_Aim of the task_: What follows is a listing to be transcribed exactly.

Stored records

Begin

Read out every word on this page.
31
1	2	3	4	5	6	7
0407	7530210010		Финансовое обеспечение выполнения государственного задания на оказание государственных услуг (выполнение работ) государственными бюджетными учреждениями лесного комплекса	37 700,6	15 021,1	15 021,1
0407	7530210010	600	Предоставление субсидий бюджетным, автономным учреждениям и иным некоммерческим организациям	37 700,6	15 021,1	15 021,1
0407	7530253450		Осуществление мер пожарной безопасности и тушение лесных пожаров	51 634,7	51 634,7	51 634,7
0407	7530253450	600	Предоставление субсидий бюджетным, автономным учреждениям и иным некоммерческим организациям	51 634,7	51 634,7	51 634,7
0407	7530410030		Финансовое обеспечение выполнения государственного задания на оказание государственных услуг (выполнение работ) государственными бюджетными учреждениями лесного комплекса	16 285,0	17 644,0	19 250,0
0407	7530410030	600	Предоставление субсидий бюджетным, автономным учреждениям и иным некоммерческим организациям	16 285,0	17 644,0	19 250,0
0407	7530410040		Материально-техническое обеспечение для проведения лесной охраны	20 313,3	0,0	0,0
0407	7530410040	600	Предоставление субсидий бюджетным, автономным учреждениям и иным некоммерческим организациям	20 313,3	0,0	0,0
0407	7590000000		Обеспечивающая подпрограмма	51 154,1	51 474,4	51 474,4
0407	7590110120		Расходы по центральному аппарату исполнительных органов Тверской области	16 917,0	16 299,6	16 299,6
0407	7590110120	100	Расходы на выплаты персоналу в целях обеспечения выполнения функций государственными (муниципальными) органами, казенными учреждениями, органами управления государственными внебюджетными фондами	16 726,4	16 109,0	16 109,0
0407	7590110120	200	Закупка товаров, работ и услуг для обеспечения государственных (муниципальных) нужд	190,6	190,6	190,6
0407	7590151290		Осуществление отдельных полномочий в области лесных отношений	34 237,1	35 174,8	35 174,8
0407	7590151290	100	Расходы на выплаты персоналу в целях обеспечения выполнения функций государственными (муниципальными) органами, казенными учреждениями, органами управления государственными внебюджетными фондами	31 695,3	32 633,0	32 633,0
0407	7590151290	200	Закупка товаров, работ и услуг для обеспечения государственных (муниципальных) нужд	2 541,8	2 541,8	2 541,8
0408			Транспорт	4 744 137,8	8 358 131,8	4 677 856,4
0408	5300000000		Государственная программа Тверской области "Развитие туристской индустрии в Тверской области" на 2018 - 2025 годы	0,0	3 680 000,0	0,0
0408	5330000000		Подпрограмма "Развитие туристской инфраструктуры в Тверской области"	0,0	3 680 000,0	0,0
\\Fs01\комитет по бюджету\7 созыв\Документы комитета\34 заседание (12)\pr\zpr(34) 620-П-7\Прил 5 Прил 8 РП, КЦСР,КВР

End

_Response_:
Read out every word on this page.
31
1	2	3	4	5	6	7
0407	7530210010		Финансовое обеспечение выполнения государственного задания на оказание государственных услуг (выполнение работ) государственными бюджетными учреждениями лесного комплекса	37 700,6	15 021,1	15 021,1
0407	7530210010	600	Предоставление субсидий бюджетным, автономным учреждениям и иным некоммерческим организациям	37 700,6	15 021,1	15 021,1
0407	7530253450		Осуществление мер пожарной безопасности и тушение лесных пожаров	51 634,7	51 634,7	51 634,7
0407	7530253450	600	Предоставление субсидий бюджетным, автономным учреждениям и иным некоммерческим организациям	51 634,7	51 634,7	51 634,7
0407	7530410030		Финансовое обеспечение выполнения государственного задания на оказание государственных услуг (выполнение работ) государственными бюджетными учреждениями лесного комплекса	16 285,0	17 644,0	19 250,0
0407	7530410030	600	Предоставление субсидий бюджетным, автономным учреждениям и иным некоммерческим организациям	16 285,0	17 644,0	19 250,0
0407	7530410040		Материально-техническое обеспечение для проведения лесной охраны	20 313,3	0,0	0,0
0407	7530410040	600	Предоставление субсидий бюджетным, автономным учреждениям и иным некоммерческим организациям	20 313,3	0,0	0,0
0407	7590000000		Обеспечивающая подпрограмма	51 154,1	51 474,4	51 474,4
0407	7590110120		Расходы по центральному аппарату исполнительных органов Тверской области	16 917,0	16 299,6	16 299,6
0407	7590110120	100	Расходы на выплаты персоналу в целях обеспечения выполнения функций государственными (муниципальными) органами, казенными учреждениями, органами управления государственными внебюджетными фондами	16 726,4	16 109,0	16 109,0
0407	7590110120	200	Закупка товаров, работ и услуг для обеспечения государственных (муниципальных) нужд	190,6	190,6	190,6
0407	7590151290		Осуществление отдельных полномочий в области лесных отношений	34 237,1	35 174,8	35 174,8
0407	7590151290	100	Расходы на выплаты персоналу в целях обеспечения выполнения функций государственными (муниципальными) органами, казенными учреждениями, органами управления государственными внебюджетными фондами	31 695,3	32 633,0	32 633,0
0407	7590151290	200	Закупка товаров, работ и услуг для обеспечения государственных (муниципальных) нужд	2 541,8	2 541,8	2 541,8
0408			Транспорт	4 744 137,8	8 358 131,8	4 677 856,4
0408	5300000000		Государственная программа Тверской области "Развитие туристской индустрии в Тверской области" на 2018 - 2025 годы	0,0	3 680 000,0	0,0
0408	5330000000		Подпрограмма "Развитие туристской инфраструктуры в Тверской области"	0,0	3 680 000,0	0,0
\\Fs01\комитет по бюджету\7 созыв\Документы комитета\34 заседание (12)\pr\zpr(34) 620-П-7\Прил 5 Прил 8 РП, КЦСР,КВР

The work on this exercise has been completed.